### Exercise description
Report all lines from the entries below in which "this" appears.
>> Start Records for processing
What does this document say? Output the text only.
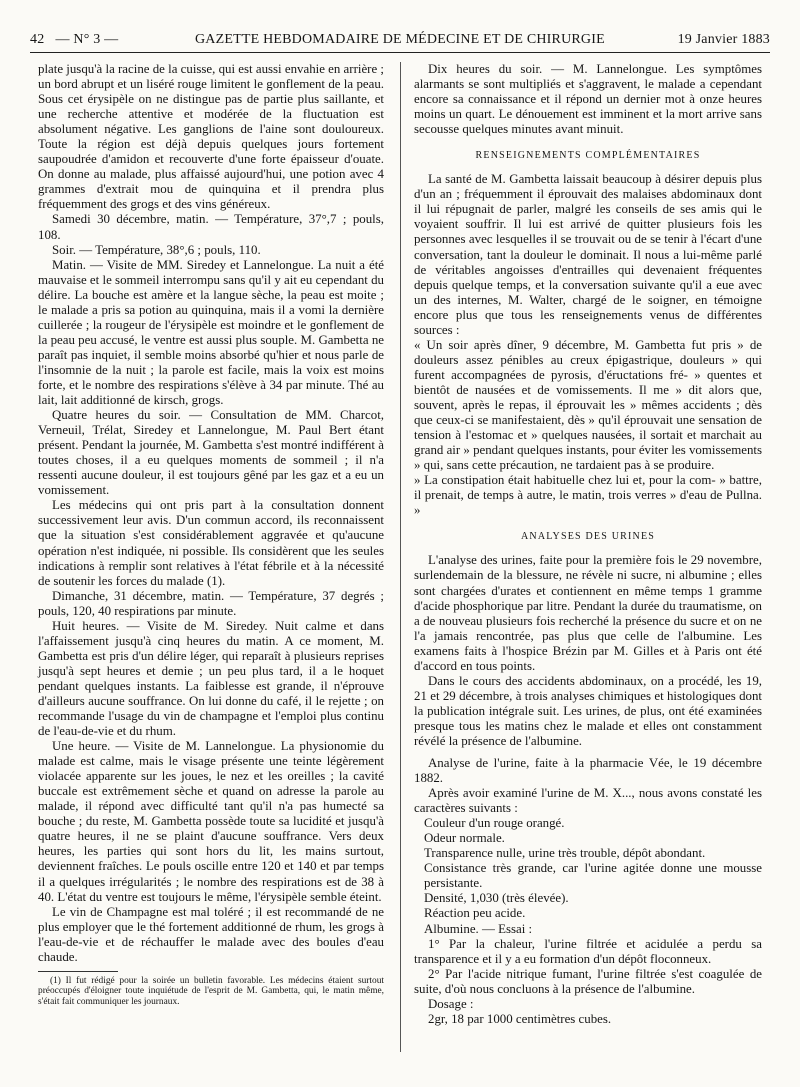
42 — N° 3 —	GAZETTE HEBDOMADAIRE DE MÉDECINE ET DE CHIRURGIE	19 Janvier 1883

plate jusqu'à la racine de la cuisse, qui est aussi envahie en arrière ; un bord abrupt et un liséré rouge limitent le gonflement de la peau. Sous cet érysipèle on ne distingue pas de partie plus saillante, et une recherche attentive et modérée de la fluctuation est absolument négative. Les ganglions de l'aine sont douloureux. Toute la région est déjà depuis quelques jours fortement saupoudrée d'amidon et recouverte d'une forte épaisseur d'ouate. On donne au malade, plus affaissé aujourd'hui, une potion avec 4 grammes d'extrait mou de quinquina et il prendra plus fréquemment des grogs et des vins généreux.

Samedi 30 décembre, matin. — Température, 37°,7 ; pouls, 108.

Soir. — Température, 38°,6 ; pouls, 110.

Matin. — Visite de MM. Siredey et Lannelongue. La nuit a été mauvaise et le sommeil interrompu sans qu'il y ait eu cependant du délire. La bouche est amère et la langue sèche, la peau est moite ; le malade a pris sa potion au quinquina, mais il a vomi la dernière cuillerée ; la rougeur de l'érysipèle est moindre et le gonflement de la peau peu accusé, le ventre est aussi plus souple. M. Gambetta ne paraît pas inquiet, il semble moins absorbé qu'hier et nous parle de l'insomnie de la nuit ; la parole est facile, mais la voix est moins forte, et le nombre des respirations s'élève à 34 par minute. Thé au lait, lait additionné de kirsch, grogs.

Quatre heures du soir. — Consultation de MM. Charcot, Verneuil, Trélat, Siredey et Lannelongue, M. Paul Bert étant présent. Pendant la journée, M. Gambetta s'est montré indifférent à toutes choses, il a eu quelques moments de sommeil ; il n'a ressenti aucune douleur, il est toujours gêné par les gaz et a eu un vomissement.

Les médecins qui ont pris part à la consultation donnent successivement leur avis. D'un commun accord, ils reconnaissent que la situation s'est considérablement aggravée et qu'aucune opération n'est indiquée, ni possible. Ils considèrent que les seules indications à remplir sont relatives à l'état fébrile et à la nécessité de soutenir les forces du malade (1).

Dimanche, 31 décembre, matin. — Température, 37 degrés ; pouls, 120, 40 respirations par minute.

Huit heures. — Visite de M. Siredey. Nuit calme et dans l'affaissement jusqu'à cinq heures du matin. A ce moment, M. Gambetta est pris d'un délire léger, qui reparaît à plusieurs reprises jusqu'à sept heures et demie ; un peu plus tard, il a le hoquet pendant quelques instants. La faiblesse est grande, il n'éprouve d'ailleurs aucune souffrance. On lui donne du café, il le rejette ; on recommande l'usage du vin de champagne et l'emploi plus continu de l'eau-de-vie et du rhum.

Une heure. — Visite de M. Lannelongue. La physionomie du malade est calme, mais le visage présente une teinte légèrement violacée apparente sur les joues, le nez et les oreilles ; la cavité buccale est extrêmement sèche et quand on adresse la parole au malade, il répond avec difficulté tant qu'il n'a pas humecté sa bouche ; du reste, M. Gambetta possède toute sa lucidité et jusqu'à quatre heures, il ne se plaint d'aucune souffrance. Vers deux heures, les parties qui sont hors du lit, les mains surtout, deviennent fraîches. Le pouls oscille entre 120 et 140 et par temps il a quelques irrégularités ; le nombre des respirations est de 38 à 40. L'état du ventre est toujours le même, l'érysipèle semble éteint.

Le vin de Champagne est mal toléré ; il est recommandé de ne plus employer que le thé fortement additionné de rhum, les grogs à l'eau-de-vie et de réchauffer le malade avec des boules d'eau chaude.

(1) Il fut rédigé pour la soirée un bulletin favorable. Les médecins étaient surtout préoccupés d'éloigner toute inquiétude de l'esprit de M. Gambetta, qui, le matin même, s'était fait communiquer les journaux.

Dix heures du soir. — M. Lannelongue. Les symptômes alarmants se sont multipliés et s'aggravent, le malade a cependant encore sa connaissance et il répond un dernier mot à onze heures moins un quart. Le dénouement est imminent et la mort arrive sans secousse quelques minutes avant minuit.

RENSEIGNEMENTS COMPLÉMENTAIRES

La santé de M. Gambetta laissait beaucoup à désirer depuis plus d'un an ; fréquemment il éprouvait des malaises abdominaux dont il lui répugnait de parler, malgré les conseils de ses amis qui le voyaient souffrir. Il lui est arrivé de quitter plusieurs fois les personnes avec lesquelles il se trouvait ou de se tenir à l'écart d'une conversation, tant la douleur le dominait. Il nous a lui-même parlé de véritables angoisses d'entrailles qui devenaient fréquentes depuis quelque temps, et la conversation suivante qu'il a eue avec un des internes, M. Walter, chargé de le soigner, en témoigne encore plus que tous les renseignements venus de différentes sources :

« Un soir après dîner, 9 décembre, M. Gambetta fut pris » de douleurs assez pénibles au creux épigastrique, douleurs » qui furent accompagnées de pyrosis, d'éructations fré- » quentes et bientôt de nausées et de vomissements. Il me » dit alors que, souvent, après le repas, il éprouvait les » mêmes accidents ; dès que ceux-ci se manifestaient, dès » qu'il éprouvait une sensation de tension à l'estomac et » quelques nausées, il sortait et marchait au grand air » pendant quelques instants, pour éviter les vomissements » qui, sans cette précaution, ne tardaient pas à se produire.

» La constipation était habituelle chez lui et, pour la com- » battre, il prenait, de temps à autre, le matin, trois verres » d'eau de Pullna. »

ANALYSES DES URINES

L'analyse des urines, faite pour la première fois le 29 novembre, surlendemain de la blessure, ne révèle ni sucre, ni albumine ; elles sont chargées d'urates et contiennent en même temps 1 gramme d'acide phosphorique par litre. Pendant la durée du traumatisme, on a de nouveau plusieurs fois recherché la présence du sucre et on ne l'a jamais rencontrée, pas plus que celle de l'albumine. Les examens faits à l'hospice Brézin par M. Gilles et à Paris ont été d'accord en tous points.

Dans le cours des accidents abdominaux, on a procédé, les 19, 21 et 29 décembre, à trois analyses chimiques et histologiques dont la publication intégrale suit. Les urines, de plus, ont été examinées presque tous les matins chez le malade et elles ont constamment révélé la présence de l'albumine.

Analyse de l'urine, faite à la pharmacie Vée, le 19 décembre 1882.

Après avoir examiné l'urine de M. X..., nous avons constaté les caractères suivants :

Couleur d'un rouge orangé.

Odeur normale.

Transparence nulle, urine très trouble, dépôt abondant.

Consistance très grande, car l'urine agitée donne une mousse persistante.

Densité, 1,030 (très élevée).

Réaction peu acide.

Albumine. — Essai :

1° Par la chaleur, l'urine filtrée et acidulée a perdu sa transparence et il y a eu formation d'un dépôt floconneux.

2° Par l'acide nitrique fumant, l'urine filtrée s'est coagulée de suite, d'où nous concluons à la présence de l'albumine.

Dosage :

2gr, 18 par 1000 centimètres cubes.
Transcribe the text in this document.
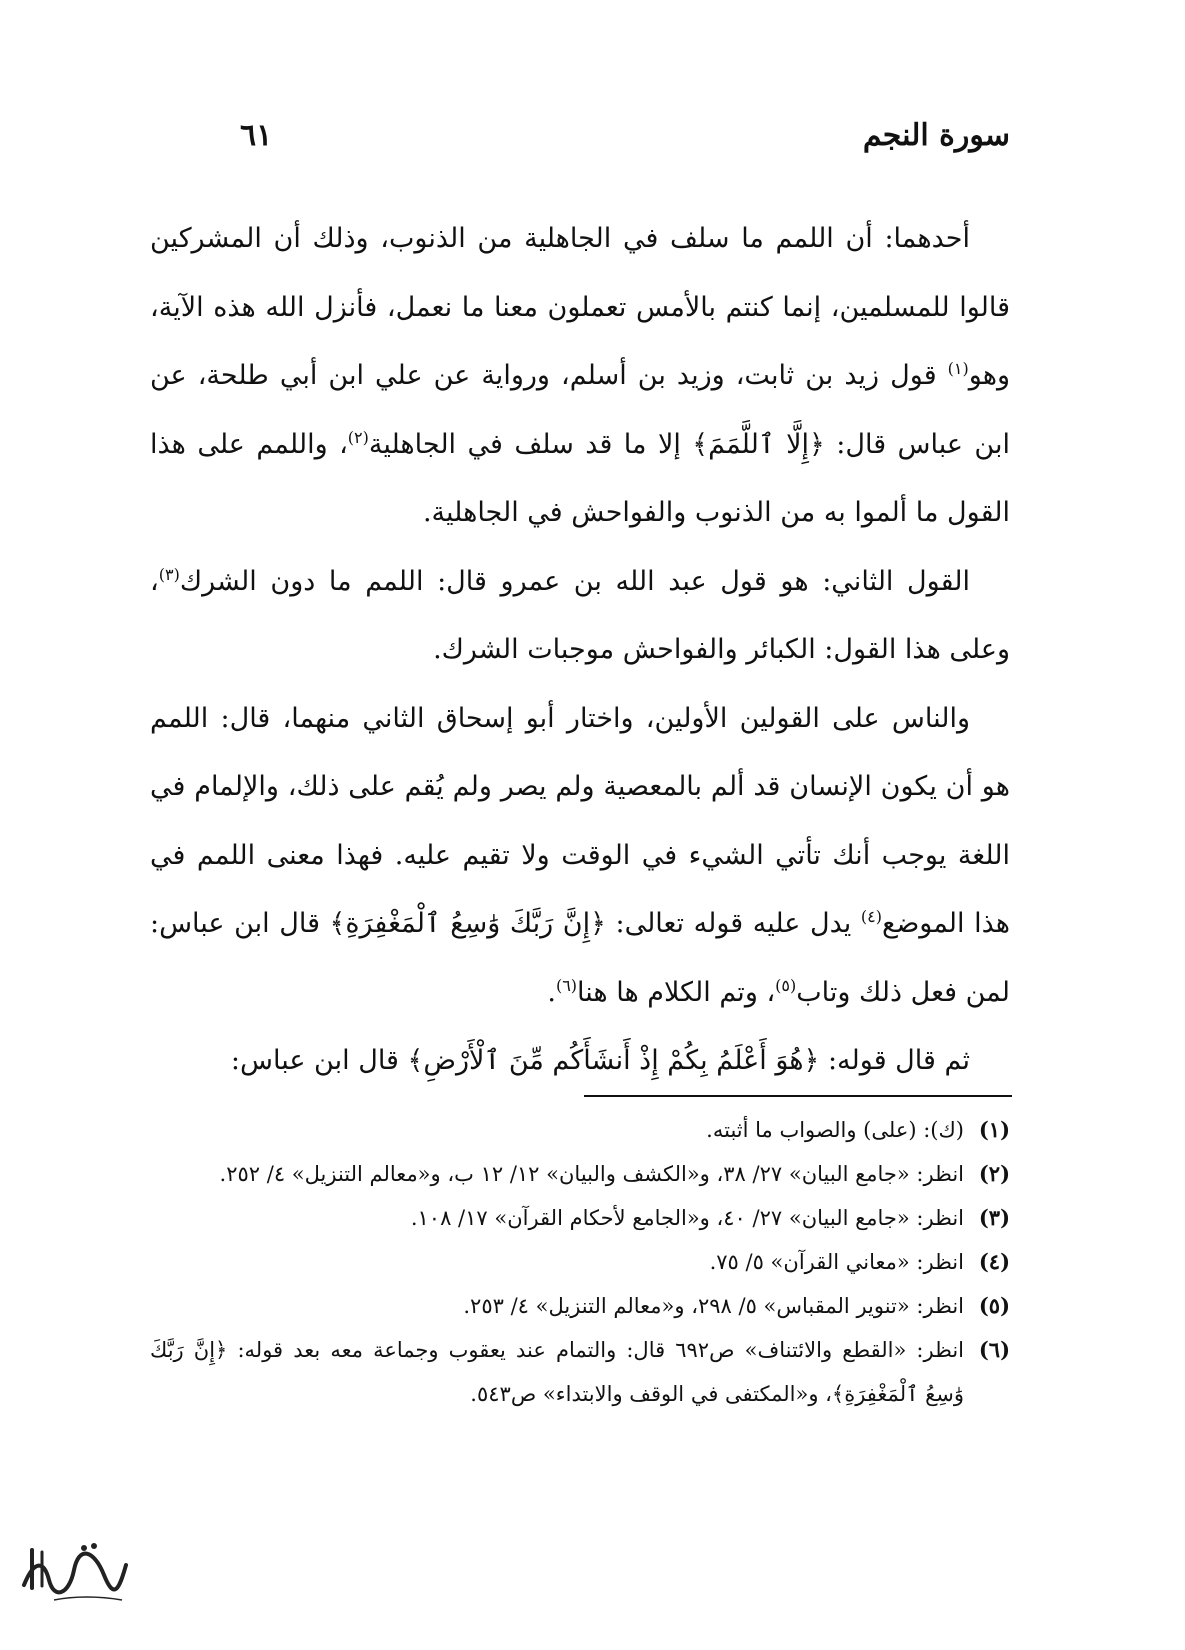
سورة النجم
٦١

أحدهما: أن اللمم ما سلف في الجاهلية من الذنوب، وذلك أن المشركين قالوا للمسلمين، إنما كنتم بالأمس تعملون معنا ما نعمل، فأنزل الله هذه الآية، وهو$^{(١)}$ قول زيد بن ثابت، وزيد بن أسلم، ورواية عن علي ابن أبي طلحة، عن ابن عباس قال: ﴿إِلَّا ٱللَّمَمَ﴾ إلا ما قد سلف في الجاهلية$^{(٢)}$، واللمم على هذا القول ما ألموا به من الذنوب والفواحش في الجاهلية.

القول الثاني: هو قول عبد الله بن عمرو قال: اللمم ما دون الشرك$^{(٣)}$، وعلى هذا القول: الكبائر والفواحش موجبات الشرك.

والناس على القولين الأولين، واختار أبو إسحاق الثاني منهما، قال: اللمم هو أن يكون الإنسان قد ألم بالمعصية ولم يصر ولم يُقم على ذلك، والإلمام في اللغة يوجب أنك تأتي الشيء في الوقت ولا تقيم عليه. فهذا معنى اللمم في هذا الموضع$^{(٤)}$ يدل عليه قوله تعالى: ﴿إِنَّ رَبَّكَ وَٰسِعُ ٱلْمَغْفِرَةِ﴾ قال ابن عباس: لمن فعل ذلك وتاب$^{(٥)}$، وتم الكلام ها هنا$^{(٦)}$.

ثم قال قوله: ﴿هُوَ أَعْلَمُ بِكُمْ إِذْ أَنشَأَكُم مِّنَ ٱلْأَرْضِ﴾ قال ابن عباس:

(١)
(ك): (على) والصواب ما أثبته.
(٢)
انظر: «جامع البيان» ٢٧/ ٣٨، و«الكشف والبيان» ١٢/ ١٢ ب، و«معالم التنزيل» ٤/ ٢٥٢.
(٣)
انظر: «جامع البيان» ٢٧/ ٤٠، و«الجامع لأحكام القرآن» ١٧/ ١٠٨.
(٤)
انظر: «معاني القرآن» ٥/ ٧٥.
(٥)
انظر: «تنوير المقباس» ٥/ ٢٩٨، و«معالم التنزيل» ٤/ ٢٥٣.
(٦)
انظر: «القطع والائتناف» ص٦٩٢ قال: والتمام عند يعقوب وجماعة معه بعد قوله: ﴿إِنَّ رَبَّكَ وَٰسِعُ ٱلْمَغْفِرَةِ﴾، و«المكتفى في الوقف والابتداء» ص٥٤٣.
>> End Records for processing
### Output of the task
What does this document say? Output the text only.
Transcribe the text in this document.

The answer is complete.